◆ **DATA ENTRIES**:
===============

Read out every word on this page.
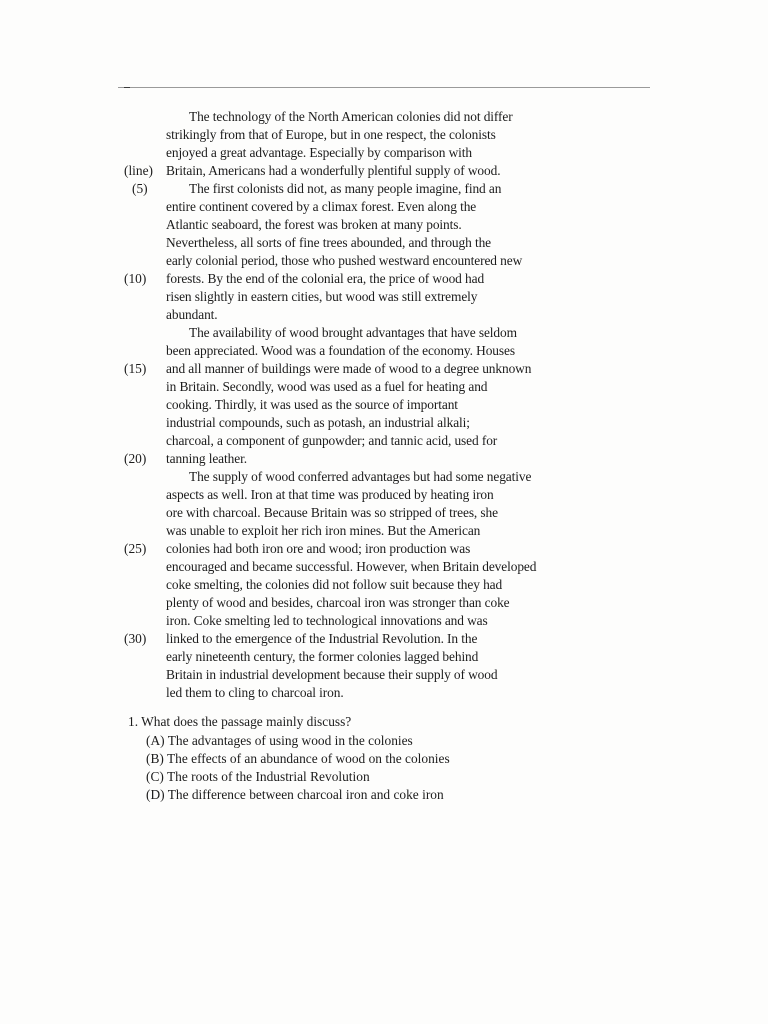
The technology of the North American colonies did not differ
strikingly from that of Europe, but in one respect, the colonists
enjoyed a great advantage. Especially by comparison with
Britain, Americans had a wonderfully plentiful supply of wood.
The first colonists did not, as many people imagine, find an
entire continent covered by a climax forest. Even along the
Atlantic seaboard, the forest was broken at many points.
Nevertheless, all sorts of fine trees abounded, and through the
early colonial period, those who pushed westward encountered new
forests. By the end of the colonial era, the price of wood had
risen slightly in eastern cities, but wood was still extremely
abundant.
The availability of wood brought advantages that have seldom
been appreciated. Wood was a foundation of the economy. Houses
and all manner of buildings were made of wood to a degree unknown
in Britain. Secondly, wood was used as a fuel for heating and
cooking. Thirdly, it was used as the source of important
industrial compounds, such as potash, an industrial alkali;
charcoal, a component of gunpowder; and tannic acid, used for
tanning leather.
The supply of wood conferred advantages but had some negative
aspects as well. Iron at that time was produced by heating iron
ore with charcoal. Because Britain was so stripped of trees, she
was unable to exploit her rich iron mines. But the American
colonies had both iron ore and wood; iron production was
encouraged and became successful. However, when Britain developed
coke smelting, the colonies did not follow suit because they had
plenty of wood and besides, charcoal iron was stronger than coke
iron. Coke smelting led to technological innovations and was
linked to the emergence of the Industrial Revolution. In the
early nineteenth century, the former colonies lagged behind
Britain in industrial development because their supply of wood
led them to cling to charcoal iron.
(line)
(5)
(10)
(15)
(20)
(25)
(30)
1. What does the passage mainly discuss?
(A) The advantages of using wood in the colonies
(B) The effects of an abundance of wood on the colonies
(C) The roots of the Industrial Revolution
(D) The difference between charcoal iron and coke iron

===============

◆ **REQUIRED TASK**: Check every line of the data above for the string "with", and copy those that have it.

◆ **SOLUTION TO THE PROBLEM**:
enjoyed a great advantage. Especially by comparison with
ore with charcoal. Because Britain was so stripped of trees, she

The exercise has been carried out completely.